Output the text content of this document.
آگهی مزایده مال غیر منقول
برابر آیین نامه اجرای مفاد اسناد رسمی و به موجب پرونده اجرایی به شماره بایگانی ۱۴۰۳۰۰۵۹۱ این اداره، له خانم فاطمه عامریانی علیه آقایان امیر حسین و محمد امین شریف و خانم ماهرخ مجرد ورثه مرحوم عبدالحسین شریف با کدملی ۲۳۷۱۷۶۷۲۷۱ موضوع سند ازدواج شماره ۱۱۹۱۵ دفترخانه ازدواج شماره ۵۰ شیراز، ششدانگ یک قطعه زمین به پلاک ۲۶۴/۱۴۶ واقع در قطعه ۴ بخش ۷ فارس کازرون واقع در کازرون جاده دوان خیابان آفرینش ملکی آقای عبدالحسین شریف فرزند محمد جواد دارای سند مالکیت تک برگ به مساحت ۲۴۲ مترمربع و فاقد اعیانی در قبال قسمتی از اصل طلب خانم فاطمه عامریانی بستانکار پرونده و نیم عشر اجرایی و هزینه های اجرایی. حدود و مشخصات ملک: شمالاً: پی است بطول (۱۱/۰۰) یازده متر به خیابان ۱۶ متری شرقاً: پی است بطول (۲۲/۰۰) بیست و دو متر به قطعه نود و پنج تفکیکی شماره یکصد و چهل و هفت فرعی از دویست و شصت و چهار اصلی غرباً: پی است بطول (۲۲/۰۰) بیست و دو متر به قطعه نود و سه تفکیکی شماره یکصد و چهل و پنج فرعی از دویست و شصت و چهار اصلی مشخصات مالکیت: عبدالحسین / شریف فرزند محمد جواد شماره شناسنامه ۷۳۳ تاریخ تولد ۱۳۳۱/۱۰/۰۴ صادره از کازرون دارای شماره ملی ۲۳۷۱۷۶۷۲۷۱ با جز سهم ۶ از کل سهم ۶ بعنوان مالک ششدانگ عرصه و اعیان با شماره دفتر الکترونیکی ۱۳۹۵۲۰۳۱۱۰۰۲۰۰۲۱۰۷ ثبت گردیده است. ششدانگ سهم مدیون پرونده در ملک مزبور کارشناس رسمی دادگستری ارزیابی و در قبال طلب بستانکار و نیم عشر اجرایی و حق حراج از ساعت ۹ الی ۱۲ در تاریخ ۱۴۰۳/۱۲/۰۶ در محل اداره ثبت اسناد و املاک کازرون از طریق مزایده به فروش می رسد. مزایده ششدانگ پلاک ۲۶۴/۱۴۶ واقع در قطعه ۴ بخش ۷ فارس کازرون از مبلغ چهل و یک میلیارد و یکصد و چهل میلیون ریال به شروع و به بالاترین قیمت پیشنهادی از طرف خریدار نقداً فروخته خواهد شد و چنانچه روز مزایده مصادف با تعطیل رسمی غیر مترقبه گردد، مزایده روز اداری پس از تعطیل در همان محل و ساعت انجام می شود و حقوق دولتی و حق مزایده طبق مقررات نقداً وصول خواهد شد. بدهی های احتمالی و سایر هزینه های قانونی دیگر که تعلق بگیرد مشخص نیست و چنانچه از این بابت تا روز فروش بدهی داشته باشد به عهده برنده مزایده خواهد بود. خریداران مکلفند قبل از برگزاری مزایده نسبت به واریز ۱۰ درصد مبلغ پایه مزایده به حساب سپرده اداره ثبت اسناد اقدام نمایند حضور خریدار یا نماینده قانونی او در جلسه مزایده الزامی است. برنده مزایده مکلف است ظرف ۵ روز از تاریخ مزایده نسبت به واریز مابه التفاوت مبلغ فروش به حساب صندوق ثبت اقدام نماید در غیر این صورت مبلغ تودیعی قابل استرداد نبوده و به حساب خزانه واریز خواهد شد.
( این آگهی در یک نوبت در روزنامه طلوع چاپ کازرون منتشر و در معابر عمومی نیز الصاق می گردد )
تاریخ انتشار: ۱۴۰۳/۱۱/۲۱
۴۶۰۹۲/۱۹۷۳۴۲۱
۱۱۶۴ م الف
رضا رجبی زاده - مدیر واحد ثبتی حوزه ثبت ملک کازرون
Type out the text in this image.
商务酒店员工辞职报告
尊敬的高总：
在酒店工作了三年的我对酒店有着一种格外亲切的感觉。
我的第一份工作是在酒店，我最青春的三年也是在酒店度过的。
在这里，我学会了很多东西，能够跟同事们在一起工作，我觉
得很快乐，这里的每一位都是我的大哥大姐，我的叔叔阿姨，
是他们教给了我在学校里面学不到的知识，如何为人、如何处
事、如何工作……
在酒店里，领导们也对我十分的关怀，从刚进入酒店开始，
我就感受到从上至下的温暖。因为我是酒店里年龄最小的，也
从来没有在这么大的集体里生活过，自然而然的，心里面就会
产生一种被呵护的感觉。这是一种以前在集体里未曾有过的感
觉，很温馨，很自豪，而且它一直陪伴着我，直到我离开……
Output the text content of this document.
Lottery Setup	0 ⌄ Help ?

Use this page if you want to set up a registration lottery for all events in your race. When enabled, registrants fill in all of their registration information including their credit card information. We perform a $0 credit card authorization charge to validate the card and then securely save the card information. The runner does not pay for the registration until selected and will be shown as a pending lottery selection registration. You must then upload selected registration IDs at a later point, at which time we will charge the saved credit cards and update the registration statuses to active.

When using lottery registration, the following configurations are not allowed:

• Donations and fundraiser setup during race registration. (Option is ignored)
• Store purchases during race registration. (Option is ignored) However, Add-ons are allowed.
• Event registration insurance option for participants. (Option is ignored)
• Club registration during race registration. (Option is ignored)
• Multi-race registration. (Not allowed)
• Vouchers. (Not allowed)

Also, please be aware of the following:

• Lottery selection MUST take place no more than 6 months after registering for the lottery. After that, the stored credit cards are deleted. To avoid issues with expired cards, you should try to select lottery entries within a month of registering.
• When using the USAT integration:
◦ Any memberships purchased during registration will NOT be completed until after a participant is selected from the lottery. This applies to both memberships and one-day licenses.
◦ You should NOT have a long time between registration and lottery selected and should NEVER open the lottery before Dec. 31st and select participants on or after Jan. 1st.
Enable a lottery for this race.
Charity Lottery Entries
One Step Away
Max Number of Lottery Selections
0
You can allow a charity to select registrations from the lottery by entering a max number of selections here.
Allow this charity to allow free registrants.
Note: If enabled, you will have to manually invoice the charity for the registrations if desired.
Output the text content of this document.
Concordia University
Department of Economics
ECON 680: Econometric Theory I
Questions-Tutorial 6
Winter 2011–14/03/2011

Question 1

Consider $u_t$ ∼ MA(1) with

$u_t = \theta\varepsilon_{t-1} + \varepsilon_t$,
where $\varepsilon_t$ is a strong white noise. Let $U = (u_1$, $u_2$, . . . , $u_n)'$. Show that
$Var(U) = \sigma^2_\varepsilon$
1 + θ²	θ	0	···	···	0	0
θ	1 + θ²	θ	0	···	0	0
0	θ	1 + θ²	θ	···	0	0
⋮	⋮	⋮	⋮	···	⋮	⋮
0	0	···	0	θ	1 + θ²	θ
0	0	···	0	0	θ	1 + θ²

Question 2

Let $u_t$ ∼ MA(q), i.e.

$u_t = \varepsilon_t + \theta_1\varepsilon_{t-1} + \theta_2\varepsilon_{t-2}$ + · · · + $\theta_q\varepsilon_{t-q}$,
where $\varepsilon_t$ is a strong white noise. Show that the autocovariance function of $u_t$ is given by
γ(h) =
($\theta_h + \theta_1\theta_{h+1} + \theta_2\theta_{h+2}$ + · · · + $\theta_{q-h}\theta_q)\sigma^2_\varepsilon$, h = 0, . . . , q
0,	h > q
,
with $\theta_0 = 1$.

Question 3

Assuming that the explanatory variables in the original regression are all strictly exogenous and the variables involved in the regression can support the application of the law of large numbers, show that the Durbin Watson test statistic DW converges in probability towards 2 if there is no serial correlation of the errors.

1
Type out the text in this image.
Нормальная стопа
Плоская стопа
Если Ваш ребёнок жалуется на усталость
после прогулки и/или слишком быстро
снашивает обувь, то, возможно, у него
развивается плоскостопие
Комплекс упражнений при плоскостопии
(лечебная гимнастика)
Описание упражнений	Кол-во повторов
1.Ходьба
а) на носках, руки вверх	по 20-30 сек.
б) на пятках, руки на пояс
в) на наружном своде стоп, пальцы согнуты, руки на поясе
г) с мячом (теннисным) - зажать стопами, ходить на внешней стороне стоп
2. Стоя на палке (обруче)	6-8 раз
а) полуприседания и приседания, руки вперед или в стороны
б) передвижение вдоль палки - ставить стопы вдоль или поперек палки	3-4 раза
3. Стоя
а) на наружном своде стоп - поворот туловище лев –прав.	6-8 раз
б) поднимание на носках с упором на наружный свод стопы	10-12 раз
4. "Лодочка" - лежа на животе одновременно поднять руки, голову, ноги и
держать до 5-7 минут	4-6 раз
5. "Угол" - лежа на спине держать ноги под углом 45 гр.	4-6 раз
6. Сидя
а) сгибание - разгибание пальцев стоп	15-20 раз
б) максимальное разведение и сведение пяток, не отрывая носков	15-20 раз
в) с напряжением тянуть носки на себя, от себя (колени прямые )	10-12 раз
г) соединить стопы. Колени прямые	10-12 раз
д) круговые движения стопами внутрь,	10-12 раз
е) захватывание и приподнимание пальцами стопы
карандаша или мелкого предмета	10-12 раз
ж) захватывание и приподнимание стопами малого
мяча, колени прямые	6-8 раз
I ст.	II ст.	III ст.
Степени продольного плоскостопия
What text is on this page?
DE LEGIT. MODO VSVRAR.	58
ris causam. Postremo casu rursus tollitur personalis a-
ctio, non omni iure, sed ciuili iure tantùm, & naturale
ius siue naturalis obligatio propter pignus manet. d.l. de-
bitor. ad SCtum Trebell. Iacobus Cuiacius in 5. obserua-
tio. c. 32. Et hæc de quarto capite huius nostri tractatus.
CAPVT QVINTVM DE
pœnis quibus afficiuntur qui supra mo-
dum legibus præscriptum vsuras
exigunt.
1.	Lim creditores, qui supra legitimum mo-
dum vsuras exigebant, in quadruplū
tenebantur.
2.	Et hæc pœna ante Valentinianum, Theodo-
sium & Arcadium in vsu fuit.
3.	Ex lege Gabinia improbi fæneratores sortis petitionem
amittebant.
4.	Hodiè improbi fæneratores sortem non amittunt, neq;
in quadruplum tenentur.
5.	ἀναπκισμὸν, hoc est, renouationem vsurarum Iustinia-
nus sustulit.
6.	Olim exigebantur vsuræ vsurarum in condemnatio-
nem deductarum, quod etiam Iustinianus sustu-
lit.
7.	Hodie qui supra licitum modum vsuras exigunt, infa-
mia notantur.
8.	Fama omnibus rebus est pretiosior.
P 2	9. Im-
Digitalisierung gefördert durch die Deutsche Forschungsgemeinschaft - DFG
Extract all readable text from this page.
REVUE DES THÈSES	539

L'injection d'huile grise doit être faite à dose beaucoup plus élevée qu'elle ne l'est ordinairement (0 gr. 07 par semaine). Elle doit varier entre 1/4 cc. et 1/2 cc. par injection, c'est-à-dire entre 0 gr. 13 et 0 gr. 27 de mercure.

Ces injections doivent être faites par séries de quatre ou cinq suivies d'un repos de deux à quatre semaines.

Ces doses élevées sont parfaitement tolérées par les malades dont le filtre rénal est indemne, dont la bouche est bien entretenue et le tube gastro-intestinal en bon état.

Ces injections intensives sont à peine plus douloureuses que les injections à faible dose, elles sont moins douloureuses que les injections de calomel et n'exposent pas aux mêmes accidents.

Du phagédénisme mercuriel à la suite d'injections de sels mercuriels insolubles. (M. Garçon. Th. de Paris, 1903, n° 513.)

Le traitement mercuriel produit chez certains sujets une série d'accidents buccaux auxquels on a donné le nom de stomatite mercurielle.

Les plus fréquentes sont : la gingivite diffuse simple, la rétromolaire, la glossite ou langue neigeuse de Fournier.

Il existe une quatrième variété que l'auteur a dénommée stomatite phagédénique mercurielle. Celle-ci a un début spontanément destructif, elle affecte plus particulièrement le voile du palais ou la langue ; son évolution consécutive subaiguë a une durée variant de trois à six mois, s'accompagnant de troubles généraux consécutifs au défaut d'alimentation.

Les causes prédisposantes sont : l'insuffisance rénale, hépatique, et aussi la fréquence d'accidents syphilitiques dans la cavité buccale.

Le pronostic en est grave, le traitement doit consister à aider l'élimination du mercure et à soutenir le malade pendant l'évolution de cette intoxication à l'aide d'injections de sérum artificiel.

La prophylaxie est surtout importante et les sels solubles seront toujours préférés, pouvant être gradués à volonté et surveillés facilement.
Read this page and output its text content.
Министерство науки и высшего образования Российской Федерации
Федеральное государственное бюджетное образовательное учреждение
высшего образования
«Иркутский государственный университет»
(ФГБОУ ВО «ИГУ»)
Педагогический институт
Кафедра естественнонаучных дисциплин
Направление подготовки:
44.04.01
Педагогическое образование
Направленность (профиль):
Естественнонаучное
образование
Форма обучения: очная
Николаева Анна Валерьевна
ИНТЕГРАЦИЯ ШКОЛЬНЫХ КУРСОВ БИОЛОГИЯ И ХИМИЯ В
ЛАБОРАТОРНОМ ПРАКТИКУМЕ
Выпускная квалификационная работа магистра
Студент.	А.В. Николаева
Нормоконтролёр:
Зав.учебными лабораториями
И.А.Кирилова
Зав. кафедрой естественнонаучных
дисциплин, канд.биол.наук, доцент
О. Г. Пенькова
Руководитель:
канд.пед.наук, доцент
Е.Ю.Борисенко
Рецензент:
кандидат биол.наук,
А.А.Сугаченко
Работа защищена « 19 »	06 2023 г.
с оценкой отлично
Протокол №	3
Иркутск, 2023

****

*Exercise description*. Transcribe, word for word, every line from the one containing "Read this page and output its text content." through the final line of the entries, and nothing else.

*Written response*.
Read this page and output its text content.
Министерство науки и высшего образования Российской Федерации
Федеральное государственное бюджетное образовательное учреждение
высшего образования
«Иркутский государственный университет»
(ФГБОУ ВО «ИГУ»)
Педагогический институт
Кафедра естественнонаучных дисциплин
Направление подготовки:
44.04.01
Педагогическое образование
Направленность (профиль):
Естественнонаучное
образование
Форма обучения: очная
Николаева Анна Валерьевна
ИНТЕГРАЦИЯ ШКОЛЬНЫХ КУРСОВ БИОЛОГИЯ И ХИМИЯ В
ЛАБОРАТОРНОМ ПРАКТИКУМЕ
Выпускная квалификационная работа магистра
Студент.	А.В. Николаева
Нормоконтролёр:
Зав.учебными лабораториями
И.А.Кирилова
Зав. кафедрой естественнонаучных
дисциплин, канд.биол.наук, доцент
О. Г. Пенькова
Руководитель:
канд.пед.наук, доцент
Е.Ю.Борисенко
Рецензент:
кандидат биол.наук,
А.А.Сугаченко
Работа защищена « 19 »	06 2023 г.
с оценкой отлично
Протокол №	3
Иркутск, 2023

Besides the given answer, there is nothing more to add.